What to do: Will you transcribe all the entries word for word, skipping the pictures they hold?

Data listing:
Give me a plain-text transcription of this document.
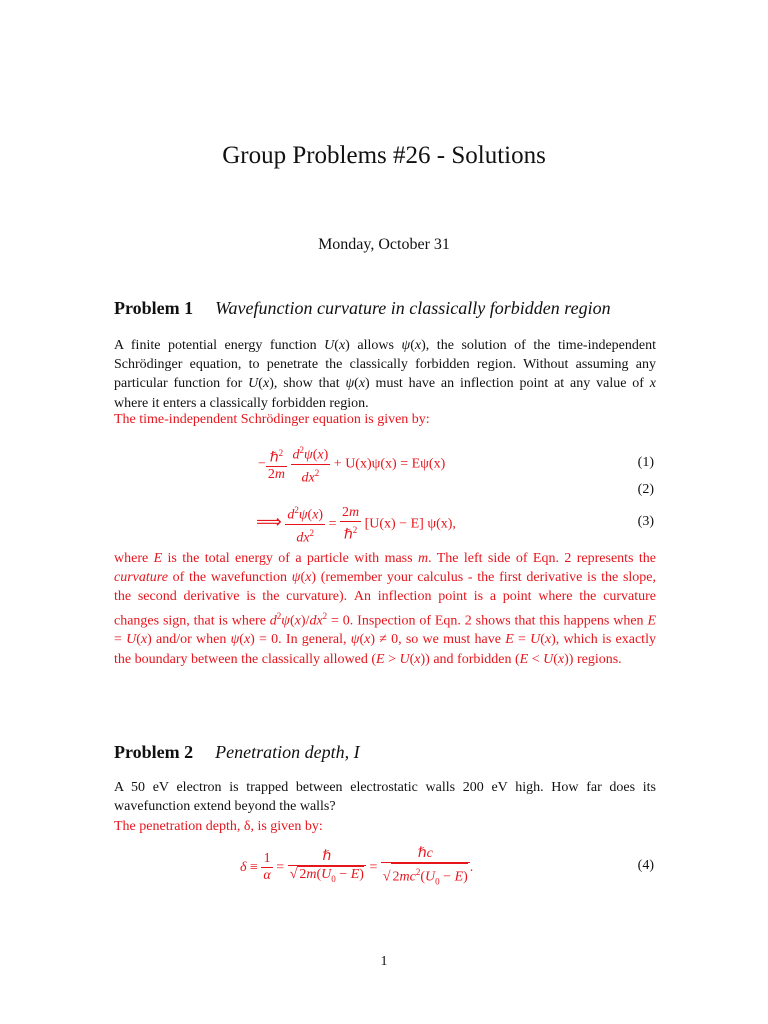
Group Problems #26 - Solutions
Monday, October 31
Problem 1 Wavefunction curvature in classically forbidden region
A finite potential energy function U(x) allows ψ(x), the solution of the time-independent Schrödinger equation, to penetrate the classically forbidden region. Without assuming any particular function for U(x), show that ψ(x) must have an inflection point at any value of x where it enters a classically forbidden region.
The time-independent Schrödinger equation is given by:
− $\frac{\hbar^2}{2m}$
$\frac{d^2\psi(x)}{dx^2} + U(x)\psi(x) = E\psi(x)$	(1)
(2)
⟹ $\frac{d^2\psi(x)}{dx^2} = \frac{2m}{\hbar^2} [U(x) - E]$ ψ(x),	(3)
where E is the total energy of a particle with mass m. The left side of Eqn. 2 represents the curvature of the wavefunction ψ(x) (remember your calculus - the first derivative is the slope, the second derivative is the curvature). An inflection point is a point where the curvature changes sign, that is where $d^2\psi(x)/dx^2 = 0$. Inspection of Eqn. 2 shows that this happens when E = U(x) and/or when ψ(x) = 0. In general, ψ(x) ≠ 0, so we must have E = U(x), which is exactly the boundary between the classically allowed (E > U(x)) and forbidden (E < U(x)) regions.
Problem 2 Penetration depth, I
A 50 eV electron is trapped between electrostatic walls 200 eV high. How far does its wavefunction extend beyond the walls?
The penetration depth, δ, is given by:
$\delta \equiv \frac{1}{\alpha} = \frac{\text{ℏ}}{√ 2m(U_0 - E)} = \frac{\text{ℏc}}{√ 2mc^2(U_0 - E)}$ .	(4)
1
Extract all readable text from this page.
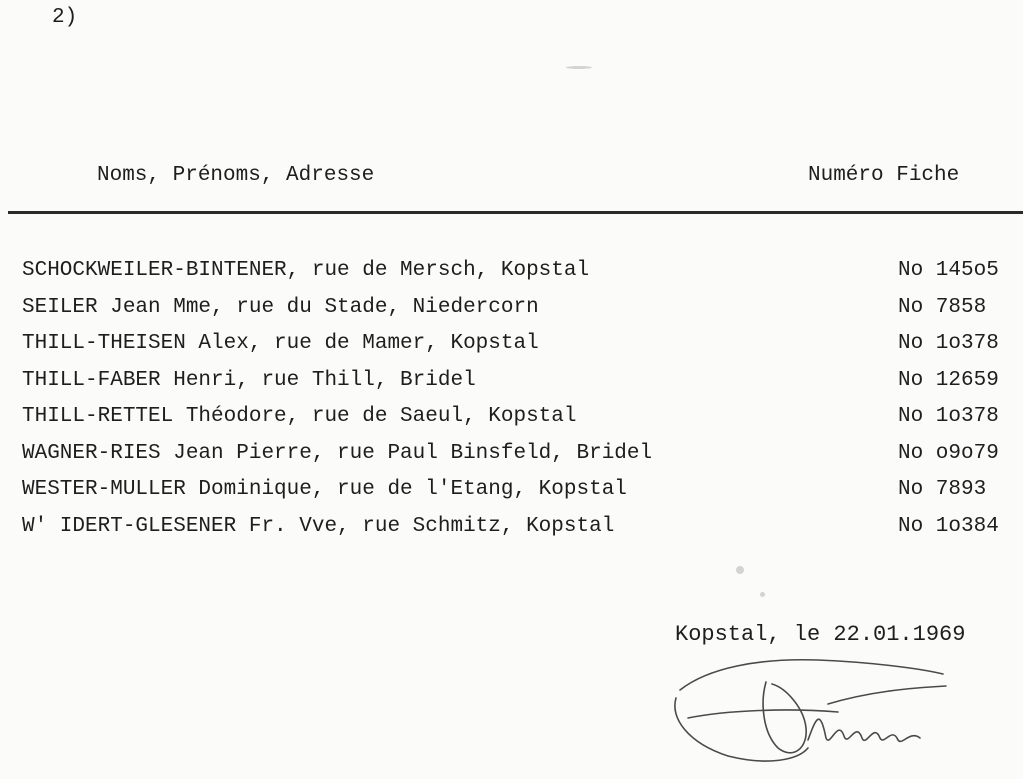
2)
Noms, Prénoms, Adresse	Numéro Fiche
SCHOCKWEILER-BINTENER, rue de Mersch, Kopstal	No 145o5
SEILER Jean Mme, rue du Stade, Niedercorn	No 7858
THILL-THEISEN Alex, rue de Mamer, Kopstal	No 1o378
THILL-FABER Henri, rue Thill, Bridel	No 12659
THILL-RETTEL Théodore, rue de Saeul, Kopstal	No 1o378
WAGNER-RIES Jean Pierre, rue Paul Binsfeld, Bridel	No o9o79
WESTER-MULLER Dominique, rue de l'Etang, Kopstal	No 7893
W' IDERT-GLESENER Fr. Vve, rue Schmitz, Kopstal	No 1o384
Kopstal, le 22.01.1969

Result of this exercise:
Give me a plain-text transcription of this document.
Group Problems #26 - Solutions
Monday, October 31
Problem 1 Wavefunction curvature in classically forbidden region
A finite potential energy function U(x) allows ψ(x), the solution of the time-independent Schrödinger equation, to penetrate the classically forbidden region. Without assuming any particular function for U(x), show that ψ(x) must have an inflection point at any value of x where it enters a classically forbidden region.
The time-independent Schrödinger equation is given by:
− $\frac{\hbar^2}{2m}$
$\frac{d^2\psi(x)}{dx^2} + U(x)\psi(x) = E\psi(x)$	(1)
(2)
⟹ $\frac{d^2\psi(x)}{dx^2} = \frac{2m}{\hbar^2} [U(x) - E]$ ψ(x),	(3)
where E is the total energy of a particle with mass m. The left side of Eqn. 2 represents the curvature of the wavefunction ψ(x) (remember your calculus - the first derivative is the slope, the second derivative is the curvature). An inflection point is a point where the curvature changes sign, that is where $d^2\psi(x)/dx^2 = 0$. Inspection of Eqn. 2 shows that this happens when E = U(x) and/or when ψ(x) = 0. In general, ψ(x) ≠ 0, so we must have E = U(x), which is exactly the boundary between the classically allowed (E > U(x)) and forbidden (E < U(x)) regions.
Problem 2 Penetration depth, I
A 50 eV electron is trapped between electrostatic walls 200 eV high. How far does its wavefunction extend beyond the walls?
The penetration depth, δ, is given by:
$\delta \equiv \frac{1}{\alpha} = \frac{\text{ℏ}}{√ 2m(U_0 - E)} = \frac{\text{ℏc}}{√ 2mc^2(U_0 - E)}$ .	(4)
1
Extract all readable text from this page.
2)
Noms, Prénoms, Adresse	Numéro Fiche
SCHOCKWEILER-BINTENER, rue de Mersch, Kopstal	No 145o5
SEILER Jean Mme, rue du Stade, Niedercorn	No 7858
THILL-THEISEN Alex, rue de Mamer, Kopstal	No 1o378
THILL-FABER Henri, rue Thill, Bridel	No 12659
THILL-RETTEL Théodore, rue de Saeul, Kopstal	No 1o378
WAGNER-RIES Jean Pierre, rue Paul Binsfeld, Bridel	No o9o79
WESTER-MULLER Dominique, rue de l'Etang, Kopstal	No 7893
W' IDERT-GLESENER Fr. Vve, rue Schmitz, Kopstal	No 1o384
Kopstal, le 22.01.1969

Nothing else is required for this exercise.